* [PROBLEM REQUIREMENTS]: Locate and copy all lines bearing the word "Alaska".
··· STORED DATA
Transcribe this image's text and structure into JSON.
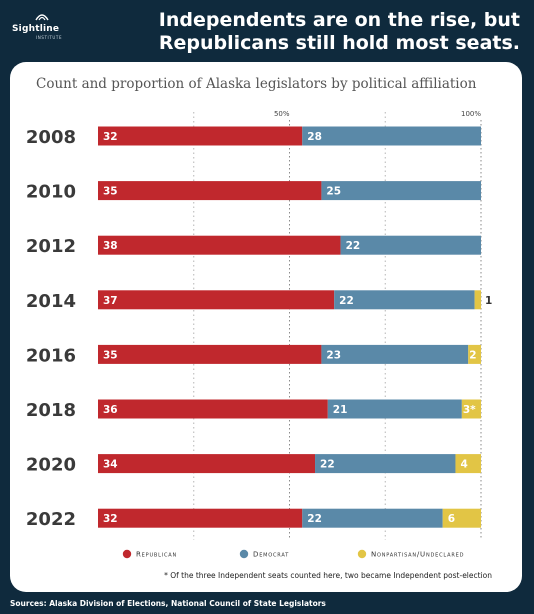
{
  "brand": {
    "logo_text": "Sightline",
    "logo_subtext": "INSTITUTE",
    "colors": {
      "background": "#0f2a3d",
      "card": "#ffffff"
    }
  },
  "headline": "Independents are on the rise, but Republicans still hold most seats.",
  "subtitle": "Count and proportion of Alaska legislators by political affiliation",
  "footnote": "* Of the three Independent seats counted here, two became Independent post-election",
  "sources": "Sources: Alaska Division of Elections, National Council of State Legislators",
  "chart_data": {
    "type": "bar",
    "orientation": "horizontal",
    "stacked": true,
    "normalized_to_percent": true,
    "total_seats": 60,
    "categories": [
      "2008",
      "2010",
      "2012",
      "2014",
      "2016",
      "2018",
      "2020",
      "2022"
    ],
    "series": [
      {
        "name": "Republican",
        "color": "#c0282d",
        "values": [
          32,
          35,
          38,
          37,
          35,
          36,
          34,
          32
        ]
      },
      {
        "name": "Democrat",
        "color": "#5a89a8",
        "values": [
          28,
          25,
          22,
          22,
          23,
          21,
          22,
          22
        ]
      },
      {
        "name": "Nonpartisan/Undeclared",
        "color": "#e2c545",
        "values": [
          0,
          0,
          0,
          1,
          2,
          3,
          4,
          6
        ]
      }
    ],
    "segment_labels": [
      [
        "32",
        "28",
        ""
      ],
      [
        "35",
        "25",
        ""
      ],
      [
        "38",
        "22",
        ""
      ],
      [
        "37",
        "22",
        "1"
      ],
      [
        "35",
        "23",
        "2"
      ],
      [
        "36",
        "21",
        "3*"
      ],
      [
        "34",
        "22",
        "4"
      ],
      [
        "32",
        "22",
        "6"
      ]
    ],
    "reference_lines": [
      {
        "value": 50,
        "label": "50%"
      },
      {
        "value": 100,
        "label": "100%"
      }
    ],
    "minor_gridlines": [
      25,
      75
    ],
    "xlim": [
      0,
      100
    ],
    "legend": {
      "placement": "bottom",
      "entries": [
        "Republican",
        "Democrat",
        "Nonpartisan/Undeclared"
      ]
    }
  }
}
······
··· STORED DATA
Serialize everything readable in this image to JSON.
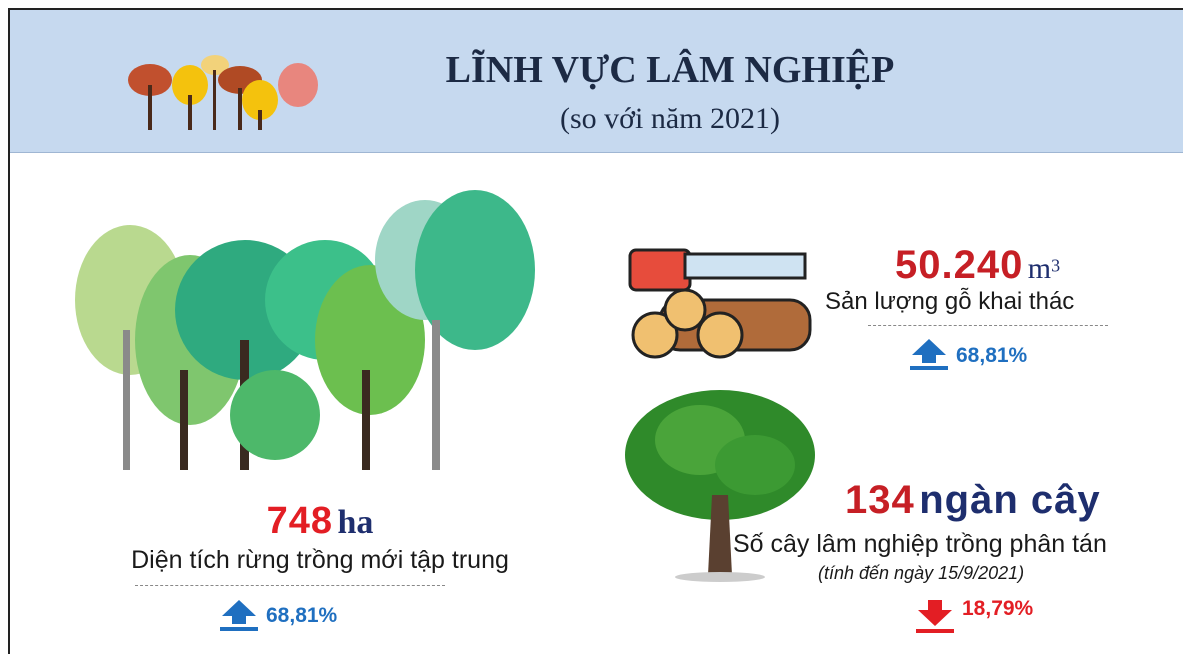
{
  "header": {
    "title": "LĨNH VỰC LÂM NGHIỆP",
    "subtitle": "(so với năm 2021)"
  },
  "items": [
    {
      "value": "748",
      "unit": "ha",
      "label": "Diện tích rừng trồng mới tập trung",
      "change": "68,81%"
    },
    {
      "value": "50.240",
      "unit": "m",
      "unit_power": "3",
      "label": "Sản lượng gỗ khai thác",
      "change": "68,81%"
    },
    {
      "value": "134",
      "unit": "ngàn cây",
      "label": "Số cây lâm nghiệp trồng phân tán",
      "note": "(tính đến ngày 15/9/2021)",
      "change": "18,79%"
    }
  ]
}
······
··· STORED DATA
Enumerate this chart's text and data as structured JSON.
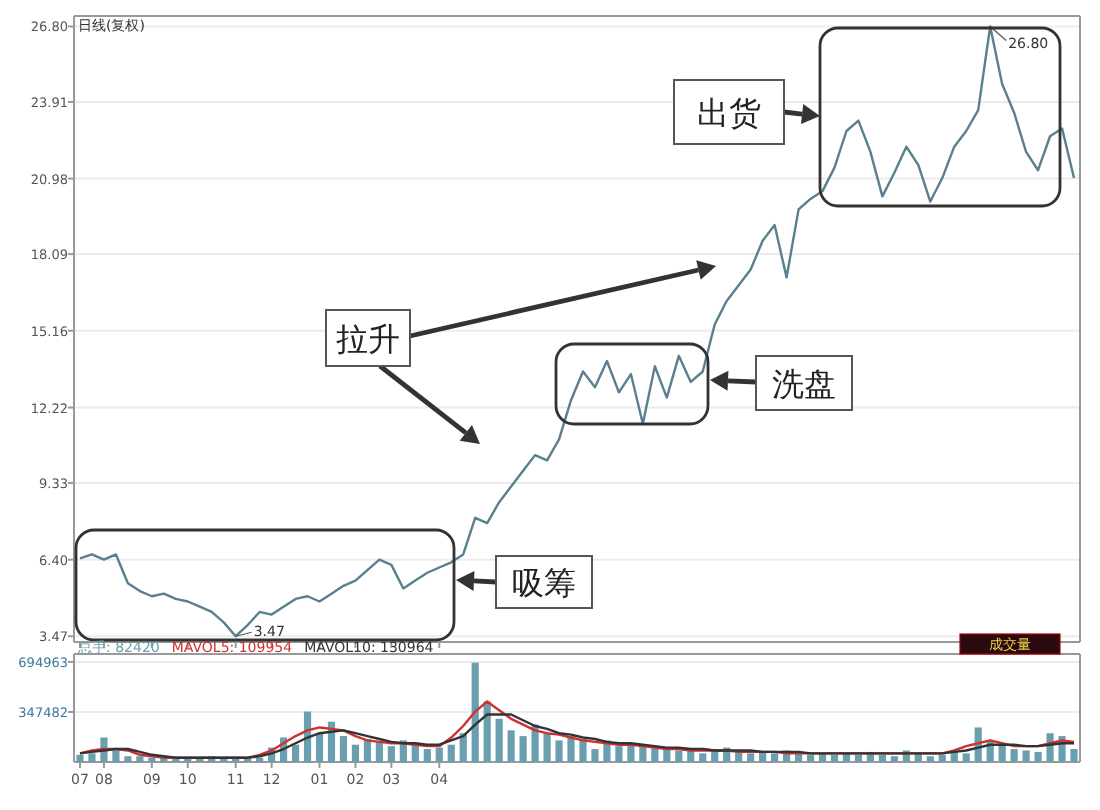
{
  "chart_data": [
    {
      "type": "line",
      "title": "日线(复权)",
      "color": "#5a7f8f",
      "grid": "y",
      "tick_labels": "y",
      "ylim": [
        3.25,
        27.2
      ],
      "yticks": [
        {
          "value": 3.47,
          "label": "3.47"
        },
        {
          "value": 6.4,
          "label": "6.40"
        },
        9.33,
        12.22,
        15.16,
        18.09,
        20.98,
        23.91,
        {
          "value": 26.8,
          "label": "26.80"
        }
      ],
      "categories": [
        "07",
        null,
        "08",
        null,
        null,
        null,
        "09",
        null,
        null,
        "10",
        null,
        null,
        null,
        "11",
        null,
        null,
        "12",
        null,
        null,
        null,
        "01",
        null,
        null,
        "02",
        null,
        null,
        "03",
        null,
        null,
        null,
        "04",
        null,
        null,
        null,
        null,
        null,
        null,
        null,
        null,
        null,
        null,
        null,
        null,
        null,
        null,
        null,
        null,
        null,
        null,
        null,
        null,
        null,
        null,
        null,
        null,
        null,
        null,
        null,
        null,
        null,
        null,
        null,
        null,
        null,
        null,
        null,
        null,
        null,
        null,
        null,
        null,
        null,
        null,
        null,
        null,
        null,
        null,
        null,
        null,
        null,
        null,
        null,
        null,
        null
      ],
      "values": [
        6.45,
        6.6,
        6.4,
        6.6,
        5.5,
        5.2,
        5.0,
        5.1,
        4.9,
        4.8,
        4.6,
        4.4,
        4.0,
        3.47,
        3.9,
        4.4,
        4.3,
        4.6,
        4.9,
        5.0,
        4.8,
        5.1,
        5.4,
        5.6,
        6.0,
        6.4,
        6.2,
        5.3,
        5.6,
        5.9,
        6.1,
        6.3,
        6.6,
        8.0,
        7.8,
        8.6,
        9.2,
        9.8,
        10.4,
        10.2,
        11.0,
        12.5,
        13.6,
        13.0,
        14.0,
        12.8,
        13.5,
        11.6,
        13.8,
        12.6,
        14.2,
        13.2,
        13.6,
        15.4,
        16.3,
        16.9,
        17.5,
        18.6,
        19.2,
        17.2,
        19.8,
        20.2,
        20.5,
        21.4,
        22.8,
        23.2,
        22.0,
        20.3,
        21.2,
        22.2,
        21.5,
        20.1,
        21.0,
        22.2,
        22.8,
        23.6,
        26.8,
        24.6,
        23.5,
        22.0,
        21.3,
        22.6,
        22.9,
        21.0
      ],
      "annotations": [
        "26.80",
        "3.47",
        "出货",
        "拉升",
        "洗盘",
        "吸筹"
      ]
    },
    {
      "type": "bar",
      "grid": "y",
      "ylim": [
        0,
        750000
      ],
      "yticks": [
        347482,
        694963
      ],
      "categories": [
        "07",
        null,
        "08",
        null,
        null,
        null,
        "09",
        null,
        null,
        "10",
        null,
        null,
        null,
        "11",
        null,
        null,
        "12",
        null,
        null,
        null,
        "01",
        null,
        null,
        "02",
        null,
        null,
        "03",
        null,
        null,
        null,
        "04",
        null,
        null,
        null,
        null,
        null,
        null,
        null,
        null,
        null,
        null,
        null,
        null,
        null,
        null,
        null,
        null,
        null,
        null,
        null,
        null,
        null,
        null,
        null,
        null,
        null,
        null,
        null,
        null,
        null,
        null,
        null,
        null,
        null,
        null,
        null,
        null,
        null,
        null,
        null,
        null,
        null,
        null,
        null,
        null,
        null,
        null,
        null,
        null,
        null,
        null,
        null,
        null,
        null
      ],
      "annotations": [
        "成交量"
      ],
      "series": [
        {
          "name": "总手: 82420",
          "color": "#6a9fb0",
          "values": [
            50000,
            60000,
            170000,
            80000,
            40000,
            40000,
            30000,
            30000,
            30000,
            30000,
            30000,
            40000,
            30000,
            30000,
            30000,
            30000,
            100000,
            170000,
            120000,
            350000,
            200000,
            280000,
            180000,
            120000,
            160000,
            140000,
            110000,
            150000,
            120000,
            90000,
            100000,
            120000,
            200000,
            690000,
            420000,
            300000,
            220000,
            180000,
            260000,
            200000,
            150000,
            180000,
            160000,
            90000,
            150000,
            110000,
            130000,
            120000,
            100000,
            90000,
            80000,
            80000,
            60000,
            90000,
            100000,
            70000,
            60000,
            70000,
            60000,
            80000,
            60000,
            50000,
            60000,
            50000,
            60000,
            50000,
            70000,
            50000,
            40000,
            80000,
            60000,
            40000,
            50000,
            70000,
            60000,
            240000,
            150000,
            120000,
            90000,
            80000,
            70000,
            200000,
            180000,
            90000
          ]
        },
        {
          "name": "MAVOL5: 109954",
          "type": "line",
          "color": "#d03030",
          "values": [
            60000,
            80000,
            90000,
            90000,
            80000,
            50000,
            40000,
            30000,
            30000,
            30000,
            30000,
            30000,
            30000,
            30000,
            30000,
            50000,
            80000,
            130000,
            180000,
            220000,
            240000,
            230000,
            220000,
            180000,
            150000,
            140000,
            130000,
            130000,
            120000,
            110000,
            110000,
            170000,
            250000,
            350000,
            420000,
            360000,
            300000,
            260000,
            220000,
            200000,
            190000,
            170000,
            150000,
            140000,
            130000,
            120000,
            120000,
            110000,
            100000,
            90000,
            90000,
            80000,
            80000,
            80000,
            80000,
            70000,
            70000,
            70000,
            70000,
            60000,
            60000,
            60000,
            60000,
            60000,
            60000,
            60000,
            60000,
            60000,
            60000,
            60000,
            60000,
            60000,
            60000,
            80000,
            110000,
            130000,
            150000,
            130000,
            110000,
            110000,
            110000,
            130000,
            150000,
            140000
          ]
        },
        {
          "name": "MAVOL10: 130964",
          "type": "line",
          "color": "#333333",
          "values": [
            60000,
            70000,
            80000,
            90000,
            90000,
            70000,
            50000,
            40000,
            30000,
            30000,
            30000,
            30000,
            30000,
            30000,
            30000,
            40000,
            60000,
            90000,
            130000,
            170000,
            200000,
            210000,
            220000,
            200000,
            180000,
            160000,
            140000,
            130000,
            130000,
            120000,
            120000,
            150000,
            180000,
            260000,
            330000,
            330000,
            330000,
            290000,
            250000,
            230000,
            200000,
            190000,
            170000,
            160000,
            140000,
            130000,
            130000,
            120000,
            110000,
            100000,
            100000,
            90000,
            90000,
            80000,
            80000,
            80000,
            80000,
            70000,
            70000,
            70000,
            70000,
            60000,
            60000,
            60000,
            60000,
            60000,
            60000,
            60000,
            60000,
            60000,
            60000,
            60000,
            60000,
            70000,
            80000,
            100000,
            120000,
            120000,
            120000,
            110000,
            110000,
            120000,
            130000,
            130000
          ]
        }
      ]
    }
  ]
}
······
* [TASK ANSWER]:
  "subtitle": "Count and proportion of Alaska legislators by political affiliation",
  "sources": "Sources: Alaska Division of Elections, National Council of State Legislators",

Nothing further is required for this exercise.